> _Exercise prompt_
Provide an exact reproduction of every entry.

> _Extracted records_
** Start **
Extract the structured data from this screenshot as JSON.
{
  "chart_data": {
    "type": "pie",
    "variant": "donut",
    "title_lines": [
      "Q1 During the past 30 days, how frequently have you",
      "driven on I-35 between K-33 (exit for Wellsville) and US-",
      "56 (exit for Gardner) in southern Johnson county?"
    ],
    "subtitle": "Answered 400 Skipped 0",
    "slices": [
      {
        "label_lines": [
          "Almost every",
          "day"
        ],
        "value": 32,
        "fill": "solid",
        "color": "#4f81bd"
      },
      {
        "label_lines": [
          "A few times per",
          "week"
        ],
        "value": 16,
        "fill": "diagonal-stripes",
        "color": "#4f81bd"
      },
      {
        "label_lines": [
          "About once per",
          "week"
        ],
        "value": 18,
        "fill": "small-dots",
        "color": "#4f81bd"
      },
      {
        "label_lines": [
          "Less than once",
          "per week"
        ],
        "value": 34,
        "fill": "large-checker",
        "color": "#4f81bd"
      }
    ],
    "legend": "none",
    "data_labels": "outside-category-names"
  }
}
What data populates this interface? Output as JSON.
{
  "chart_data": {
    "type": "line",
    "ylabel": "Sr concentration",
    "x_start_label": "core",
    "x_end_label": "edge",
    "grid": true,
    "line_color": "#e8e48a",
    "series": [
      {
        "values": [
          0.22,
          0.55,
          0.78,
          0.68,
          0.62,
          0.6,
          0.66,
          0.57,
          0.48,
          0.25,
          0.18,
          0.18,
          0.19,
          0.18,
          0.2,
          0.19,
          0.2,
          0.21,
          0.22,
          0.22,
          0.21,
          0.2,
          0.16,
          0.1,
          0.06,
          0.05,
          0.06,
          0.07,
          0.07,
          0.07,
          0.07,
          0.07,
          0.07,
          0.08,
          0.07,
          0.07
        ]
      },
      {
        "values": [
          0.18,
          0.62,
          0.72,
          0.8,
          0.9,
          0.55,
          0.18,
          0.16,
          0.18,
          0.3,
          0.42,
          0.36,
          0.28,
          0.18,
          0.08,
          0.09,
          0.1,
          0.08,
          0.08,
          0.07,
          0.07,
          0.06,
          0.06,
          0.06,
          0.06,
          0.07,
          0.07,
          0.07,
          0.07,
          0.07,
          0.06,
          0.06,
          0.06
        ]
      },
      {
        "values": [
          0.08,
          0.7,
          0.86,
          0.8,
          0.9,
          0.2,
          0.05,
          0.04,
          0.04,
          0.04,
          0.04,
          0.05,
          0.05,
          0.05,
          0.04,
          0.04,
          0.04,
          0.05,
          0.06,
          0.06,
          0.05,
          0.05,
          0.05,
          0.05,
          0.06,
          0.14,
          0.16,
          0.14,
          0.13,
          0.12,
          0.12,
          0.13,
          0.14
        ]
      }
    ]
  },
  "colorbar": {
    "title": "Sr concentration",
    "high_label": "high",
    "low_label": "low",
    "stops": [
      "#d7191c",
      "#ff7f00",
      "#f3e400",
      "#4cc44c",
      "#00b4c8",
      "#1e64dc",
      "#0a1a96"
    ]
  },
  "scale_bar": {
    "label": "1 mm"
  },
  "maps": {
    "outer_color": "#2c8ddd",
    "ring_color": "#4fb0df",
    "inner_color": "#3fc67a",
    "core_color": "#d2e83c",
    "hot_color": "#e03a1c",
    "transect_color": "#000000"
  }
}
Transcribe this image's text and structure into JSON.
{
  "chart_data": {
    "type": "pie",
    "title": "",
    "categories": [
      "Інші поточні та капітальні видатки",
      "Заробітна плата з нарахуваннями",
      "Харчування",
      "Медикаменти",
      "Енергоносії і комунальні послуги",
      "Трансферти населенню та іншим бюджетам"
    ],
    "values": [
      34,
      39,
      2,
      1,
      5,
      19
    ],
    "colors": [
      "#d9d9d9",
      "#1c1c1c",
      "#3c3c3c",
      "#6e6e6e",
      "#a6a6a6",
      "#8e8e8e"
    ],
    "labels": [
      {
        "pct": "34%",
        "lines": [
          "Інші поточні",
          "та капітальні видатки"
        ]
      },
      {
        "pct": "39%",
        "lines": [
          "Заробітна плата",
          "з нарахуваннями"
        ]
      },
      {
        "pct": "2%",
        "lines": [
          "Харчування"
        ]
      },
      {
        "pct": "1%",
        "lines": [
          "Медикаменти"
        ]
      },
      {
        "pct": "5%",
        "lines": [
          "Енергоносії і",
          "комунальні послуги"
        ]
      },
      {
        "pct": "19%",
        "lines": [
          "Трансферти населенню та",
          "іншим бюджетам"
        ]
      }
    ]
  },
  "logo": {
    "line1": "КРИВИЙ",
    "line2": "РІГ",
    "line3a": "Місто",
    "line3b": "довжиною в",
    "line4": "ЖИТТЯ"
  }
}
** End **
> _The reply_
Extract the structured data from this screenshot as JSON.
{
  "chart_data": {
    "type": "pie",
    "variant": "donut",
    "title_lines": [
      "Q1 During the past 30 days, how frequently have you",
      "driven on I-35 between K-33 (exit for Wellsville) and US-",
      "56 (exit for Gardner) in southern Johnson county?"
    ],
    "subtitle": "Answered 400 Skipped 0",
    "slices": [
      {
        "label_lines": [
          "Almost every",
          "day"
        ],
        "value": 32,
        "fill": "solid",
        "color": "#4f81bd"
      },
      {
        "label_lines": [
          "A few times per",
          "week"
        ],
        "value": 16,
        "fill": "diagonal-stripes",
        "color": "#4f81bd"
      },
      {
        "label_lines": [
          "About once per",
          "week"
        ],
        "value": 18,
        "fill": "small-dots",
        "color": "#4f81bd"
      },
      {
        "label_lines": [
          "Less than once",
          "per week"
        ],
        "value": 34,
        "fill": "large-checker",
        "color": "#4f81bd"
      }
    ],
    "legend": "none",
    "data_labels": "outside-category-names"
  }
}
What data populates this interface? Output as JSON.
{
  "chart_data": {
    "type": "line",
    "ylabel": "Sr concentration",
    "x_start_label": "core",
    "x_end_label": "edge",
    "grid": true,
    "line_color": "#e8e48a",
    "series": [
      {
        "values": [
          0.22,
          0.55,
          0.78,
          0.68,
          0.62,
          0.6,
          0.66,
          0.57,
          0.48,
          0.25,
          0.18,
          0.18,
          0.19,
          0.18,
          0.2,
          0.19,
          0.2,
          0.21,
          0.22,
          0.22,
          0.21,
          0.2,
          0.16,
          0.1,
          0.06,
          0.05,
          0.06,
          0.07,
          0.07,
          0.07,
          0.07,
          0.07,
          0.07,
          0.08,
          0.07,
          0.07
        ]
      },
      {
        "values": [
          0.18,
          0.62,
          0.72,
          0.8,
          0.9,
          0.55,
          0.18,
          0.16,
          0.18,
          0.3,
          0.42,
          0.36,
          0.28,
          0.18,
          0.08,
          0.09,
          0.1,
          0.08,
          0.08,
          0.07,
          0.07,
          0.06,
          0.06,
          0.06,
          0.06,
          0.07,
          0.07,
          0.07,
          0.07,
          0.07,
          0.06,
          0.06,
          0.06
        ]
      },
      {
        "values": [
          0.08,
          0.7,
          0.86,
          0.8,
          0.9,
          0.2,
          0.05,
          0.04,
          0.04,
          0.04,
          0.04,
          0.05,
          0.05,
          0.05,
          0.04,
          0.04,
          0.04,
          0.05,
          0.06,
          0.06,
          0.05,
          0.05,
          0.05,
          0.05,
          0.06,
          0.14,
          0.16,
          0.14,
          0.13,
          0.12,
          0.12,
          0.13,
          0.14
        ]
      }
    ]
  },
  "colorbar": {
    "title": "Sr concentration",
    "high_label": "high",
    "low_label": "low",
    "stops": [
      "#d7191c",
      "#ff7f00",
      "#f3e400",
      "#4cc44c",
      "#00b4c8",
      "#1e64dc",
      "#0a1a96"
    ]
  },
  "scale_bar": {
    "label": "1 mm"
  },
  "maps": {
    "outer_color": "#2c8ddd",
    "ring_color": "#4fb0df",
    "inner_color": "#3fc67a",
    "core_color": "#d2e83c",
    "hot_color": "#e03a1c",
    "transect_color": "#000000"
  }
}
Transcribe this image's text and structure into JSON.
{
  "chart_data": {
    "type": "pie",
    "title": "",
    "categories": [
      "Інші поточні та капітальні видатки",
      "Заробітна плата з нарахуваннями",
      "Харчування",
      "Медикаменти",
      "Енергоносії і комунальні послуги",
      "Трансферти населенню та іншим бюджетам"
    ],
    "values": [
      34,
      39,
      2,
      1,
      5,
      19
    ],
    "colors": [
      "#d9d9d9",
      "#1c1c1c",
      "#3c3c3c",
      "#6e6e6e",
      "#a6a6a6",
      "#8e8e8e"
    ],
    "labels": [
      {
        "pct": "34%",
        "lines": [
          "Інші поточні",
          "та капітальні видатки"
        ]
      },
      {
        "pct": "39%",
        "lines": [
          "Заробітна плата",
          "з нарахуваннями"
        ]
      },
      {
        "pct": "2%",
        "lines": [
          "Харчування"
        ]
      },
      {
        "pct": "1%",
        "lines": [
          "Медикаменти"
        ]
      },
      {
        "pct": "5%",
        "lines": [
          "Енергоносії і",
          "комунальні послуги"
        ]
      },
      {
        "pct": "19%",
        "lines": [
          "Трансферти населенню та",
          "іншим бюджетам"
        ]
      }
    ]
  },
  "logo": {
    "line1": "КРИВИЙ",
    "line2": "РІГ",
    "line3a": "Місто",
    "line3b": "довжиною в",
    "line4": "ЖИТТЯ"
  }
}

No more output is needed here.